Transcribe the items from their first line through the line that contains "immigrants-point <box>368 502 389 523</box>", with both of those lines included.

[START OF RAW DATA]

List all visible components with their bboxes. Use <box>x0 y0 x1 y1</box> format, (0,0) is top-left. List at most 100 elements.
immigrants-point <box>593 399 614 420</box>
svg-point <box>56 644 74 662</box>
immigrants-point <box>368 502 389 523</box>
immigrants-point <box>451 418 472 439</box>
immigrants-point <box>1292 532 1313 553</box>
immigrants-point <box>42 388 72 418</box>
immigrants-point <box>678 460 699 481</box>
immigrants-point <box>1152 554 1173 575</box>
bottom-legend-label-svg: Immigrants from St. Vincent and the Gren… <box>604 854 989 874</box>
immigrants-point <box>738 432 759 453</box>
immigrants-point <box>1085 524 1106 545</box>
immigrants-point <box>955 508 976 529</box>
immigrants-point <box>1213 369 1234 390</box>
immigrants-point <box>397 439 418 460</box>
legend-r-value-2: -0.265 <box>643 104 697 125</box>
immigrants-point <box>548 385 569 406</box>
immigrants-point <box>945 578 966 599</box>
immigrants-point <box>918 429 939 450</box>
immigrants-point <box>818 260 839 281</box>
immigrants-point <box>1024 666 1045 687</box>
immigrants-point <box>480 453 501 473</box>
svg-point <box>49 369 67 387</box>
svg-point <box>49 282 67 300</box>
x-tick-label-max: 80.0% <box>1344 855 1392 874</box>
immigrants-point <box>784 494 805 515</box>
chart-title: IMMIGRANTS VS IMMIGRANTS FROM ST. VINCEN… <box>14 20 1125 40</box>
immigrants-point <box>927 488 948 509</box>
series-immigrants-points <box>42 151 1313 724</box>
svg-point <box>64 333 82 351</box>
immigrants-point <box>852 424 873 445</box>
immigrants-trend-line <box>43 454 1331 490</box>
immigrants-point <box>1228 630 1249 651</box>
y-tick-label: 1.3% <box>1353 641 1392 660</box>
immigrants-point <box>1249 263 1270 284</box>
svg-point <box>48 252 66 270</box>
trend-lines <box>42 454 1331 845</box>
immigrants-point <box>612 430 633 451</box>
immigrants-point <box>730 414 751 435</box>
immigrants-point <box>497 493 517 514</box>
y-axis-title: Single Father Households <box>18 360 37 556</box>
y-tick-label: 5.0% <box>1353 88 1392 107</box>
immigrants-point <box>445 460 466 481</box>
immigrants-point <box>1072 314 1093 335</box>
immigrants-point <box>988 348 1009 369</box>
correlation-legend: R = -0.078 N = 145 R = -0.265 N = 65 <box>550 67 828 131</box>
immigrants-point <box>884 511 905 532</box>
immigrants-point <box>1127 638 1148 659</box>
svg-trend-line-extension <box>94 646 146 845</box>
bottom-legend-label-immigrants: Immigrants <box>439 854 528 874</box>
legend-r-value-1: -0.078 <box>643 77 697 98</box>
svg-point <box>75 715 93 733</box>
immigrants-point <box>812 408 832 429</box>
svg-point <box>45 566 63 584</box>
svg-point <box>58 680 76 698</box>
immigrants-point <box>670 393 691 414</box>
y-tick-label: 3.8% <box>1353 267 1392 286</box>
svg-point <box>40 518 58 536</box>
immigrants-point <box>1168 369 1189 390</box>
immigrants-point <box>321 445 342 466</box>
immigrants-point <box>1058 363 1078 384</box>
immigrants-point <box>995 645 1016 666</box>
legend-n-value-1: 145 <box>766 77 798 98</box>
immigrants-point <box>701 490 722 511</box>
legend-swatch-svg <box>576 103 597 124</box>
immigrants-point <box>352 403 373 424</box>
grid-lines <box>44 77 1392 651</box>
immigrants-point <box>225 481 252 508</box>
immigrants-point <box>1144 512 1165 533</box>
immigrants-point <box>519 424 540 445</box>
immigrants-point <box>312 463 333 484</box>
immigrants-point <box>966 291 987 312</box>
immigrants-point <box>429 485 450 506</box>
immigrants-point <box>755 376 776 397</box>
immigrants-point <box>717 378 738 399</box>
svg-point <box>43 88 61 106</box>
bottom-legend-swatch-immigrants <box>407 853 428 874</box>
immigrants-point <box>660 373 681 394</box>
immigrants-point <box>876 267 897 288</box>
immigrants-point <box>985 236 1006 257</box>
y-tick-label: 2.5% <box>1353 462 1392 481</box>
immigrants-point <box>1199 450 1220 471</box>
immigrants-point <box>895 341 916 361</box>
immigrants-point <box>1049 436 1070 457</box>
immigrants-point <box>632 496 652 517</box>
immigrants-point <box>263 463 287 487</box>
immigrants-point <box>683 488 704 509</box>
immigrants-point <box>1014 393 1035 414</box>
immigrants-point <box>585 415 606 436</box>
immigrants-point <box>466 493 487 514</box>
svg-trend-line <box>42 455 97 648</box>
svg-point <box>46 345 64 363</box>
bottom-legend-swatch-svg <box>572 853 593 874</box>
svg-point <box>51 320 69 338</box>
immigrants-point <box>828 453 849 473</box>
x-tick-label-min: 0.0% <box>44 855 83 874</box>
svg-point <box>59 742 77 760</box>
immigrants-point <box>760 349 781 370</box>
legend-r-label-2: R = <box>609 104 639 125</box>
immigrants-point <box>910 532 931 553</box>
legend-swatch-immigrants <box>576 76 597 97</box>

[END OF RAW DATA]

[ANSWER TO THIS PROBLEM]:
List all visible components with their bboxes. Use <box>x0 y0 x1 y1</box> format, (0,0) is top-left. List at most 100 elements.
immigrants-point <box>593 399 614 420</box>
svg-point <box>56 644 74 662</box>
immigrants-point <box>368 502 389 523</box>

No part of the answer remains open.